# START OF Input records

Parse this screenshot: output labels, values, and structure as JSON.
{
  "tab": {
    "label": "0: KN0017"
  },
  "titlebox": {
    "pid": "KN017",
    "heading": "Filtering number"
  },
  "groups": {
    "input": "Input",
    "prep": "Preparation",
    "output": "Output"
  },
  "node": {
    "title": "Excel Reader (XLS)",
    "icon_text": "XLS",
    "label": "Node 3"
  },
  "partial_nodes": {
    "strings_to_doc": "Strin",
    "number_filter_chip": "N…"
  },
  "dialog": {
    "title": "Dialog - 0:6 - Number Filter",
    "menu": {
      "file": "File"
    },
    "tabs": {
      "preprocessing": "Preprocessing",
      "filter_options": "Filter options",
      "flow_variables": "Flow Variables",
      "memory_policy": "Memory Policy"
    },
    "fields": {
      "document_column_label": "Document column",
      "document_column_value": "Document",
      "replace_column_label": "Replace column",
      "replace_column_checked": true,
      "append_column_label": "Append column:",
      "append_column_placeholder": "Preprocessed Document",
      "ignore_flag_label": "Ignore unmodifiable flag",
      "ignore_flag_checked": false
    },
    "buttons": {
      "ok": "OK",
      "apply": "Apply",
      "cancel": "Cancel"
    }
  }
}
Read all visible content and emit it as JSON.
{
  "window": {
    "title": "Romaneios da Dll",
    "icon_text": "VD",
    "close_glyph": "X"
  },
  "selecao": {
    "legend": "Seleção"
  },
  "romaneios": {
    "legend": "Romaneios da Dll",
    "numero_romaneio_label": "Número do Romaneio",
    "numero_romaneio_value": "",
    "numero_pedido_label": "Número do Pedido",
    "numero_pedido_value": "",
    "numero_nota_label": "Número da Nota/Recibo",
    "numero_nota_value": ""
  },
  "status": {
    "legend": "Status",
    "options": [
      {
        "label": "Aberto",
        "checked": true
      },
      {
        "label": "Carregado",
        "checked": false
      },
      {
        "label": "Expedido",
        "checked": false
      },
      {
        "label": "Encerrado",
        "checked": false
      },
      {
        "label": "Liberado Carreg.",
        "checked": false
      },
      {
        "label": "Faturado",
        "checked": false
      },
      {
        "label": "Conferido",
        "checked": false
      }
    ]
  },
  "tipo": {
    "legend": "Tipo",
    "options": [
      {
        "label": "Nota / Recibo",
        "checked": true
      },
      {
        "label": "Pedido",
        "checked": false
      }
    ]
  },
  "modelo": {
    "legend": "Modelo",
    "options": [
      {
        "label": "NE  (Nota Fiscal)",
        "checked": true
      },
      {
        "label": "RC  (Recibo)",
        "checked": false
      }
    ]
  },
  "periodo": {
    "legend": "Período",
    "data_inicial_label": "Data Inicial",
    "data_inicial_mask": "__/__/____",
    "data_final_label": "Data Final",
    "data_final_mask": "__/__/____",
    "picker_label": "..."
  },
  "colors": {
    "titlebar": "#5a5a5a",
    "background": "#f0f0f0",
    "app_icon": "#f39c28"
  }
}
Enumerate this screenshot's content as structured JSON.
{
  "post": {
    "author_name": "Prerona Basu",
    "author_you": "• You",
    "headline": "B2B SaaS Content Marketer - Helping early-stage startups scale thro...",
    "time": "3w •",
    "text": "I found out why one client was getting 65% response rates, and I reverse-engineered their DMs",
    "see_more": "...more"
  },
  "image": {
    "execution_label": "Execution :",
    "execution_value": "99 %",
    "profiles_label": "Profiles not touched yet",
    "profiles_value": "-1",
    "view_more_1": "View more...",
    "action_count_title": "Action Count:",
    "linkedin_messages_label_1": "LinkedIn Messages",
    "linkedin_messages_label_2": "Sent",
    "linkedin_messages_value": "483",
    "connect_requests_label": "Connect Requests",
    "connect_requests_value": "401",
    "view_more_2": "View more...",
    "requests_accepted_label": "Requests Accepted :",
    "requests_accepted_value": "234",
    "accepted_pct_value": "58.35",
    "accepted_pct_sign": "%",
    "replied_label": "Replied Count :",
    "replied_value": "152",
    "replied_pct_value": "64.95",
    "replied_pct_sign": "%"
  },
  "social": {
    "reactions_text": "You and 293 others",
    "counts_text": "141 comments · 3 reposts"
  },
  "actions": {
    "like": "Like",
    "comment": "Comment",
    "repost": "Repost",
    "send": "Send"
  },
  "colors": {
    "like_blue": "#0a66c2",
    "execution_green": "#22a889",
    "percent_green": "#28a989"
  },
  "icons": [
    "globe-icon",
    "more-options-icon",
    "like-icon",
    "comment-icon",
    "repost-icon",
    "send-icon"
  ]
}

# END OF Input records

Restate every record exactly, leaving nothing out.

Parse this screenshot: output labels, values, and structure as JSON.
{
  "tab": {
    "label": "0: KN0017"
  },
  "titlebox": {
    "pid": "KN017",
    "heading": "Filtering number"
  },
  "groups": {
    "input": "Input",
    "prep": "Preparation",
    "output": "Output"
  },
  "node": {
    "title": "Excel Reader (XLS)",
    "icon_text": "XLS",
    "label": "Node 3"
  },
  "partial_nodes": {
    "strings_to_doc": "Strin",
    "number_filter_chip": "N…"
  },
  "dialog": {
    "title": "Dialog - 0:6 - Number Filter",
    "menu": {
      "file": "File"
    },
    "tabs": {
      "preprocessing": "Preprocessing",
      "filter_options": "Filter options",
      "flow_variables": "Flow Variables",
      "memory_policy": "Memory Policy"
    },
    "fields": {
      "document_column_label": "Document column",
      "document_column_value": "Document",
      "replace_column_label": "Replace column",
      "replace_column_checked": true,
      "append_column_label": "Append column:",
      "append_column_placeholder": "Preprocessed Document",
      "ignore_flag_label": "Ignore unmodifiable flag",
      "ignore_flag_checked": false
    },
    "buttons": {
      "ok": "OK",
      "apply": "Apply",
      "cancel": "Cancel"
    }
  }
}
Read all visible content and emit it as JSON.
{
  "window": {
    "title": "Romaneios da Dll",
    "icon_text": "VD",
    "close_glyph": "X"
  },
  "selecao": {
    "legend": "Seleção"
  },
  "romaneios": {
    "legend": "Romaneios da Dll",
    "numero_romaneio_label": "Número do Romaneio",
    "numero_romaneio_value": "",
    "numero_pedido_label": "Número do Pedido",
    "numero_pedido_value": "",
    "numero_nota_label": "Número da Nota/Recibo",
    "numero_nota_value": ""
  },
  "status": {
    "legend": "Status",
    "options": [
      {
        "label": "Aberto",
        "checked": true
      },
      {
        "label": "Carregado",
        "checked": false
      },
      {
        "label": "Expedido",
        "checked": false
      },
      {
        "label": "Encerrado",
        "checked": false
      },
      {
        "label": "Liberado Carreg.",
        "checked": false
      },
      {
        "label": "Faturado",
        "checked": false
      },
      {
        "label": "Conferido",
        "checked": false
      }
    ]
  },
  "tipo": {
    "legend": "Tipo",
    "options": [
      {
        "label": "Nota / Recibo",
        "checked": true
      },
      {
        "label": "Pedido",
        "checked": false
      }
    ]
  },
  "modelo": {
    "legend": "Modelo",
    "options": [
      {
        "label": "NE  (Nota Fiscal)",
        "checked": true
      },
      {
        "label": "RC  (Recibo)",
        "checked": false
      }
    ]
  },
  "periodo": {
    "legend": "Período",
    "data_inicial_label": "Data Inicial",
    "data_inicial_mask": "__/__/____",
    "data_final_label": "Data Final",
    "data_final_mask": "__/__/____",
    "picker_label": "..."
  },
  "colors": {
    "titlebar": "#5a5a5a",
    "background": "#f0f0f0",
    "app_icon": "#f39c28"
  }
}
Enumerate this screenshot's content as structured JSON.
{
  "post": {
    "author_name": "Prerona Basu",
    "author_you": "• You",
    "headline": "B2B SaaS Content Marketer - Helping early-stage startups scale thro...",
    "time": "3w •",
    "text": "I found out why one client was getting 65% response rates, and I reverse-engineered their DMs",
    "see_more": "...more"
  },
  "image": {
    "execution_label": "Execution :",
    "execution_value": "99 %",
    "profiles_label": "Profiles not touched yet",
    "profiles_value": "-1",
    "view_more_1": "View more...",
    "action_count_title": "Action Count:",
    "linkedin_messages_label_1": "LinkedIn Messages",
    "linkedin_messages_label_2": "Sent",
    "linkedin_messages_value": "483",
    "connect_requests_label": "Connect Requests",
    "connect_requests_value": "401",
    "view_more_2": "View more...",
    "requests_accepted_label": "Requests Accepted :",
    "requests_accepted_value": "234",
    "accepted_pct_value": "58.35",
    "accepted_pct_sign": "%",
    "replied_label": "Replied Count :",
    "replied_value": "152",
    "replied_pct_value": "64.95",
    "replied_pct_sign": "%"
  },
  "social": {
    "reactions_text": "You and 293 others",
    "counts_text": "141 comments · 3 reposts"
  },
  "actions": {
    "like": "Like",
    "comment": "Comment",
    "repost": "Repost",
    "send": "Send"
  },
  "colors": {
    "like_blue": "#0a66c2",
    "execution_green": "#22a889",
    "percent_green": "#28a989"
  },
  "icons": [
    "globe-icon",
    "more-options-icon",
    "like-icon",
    "comment-icon",
    "repost-icon",
    "send-icon"
  ]
}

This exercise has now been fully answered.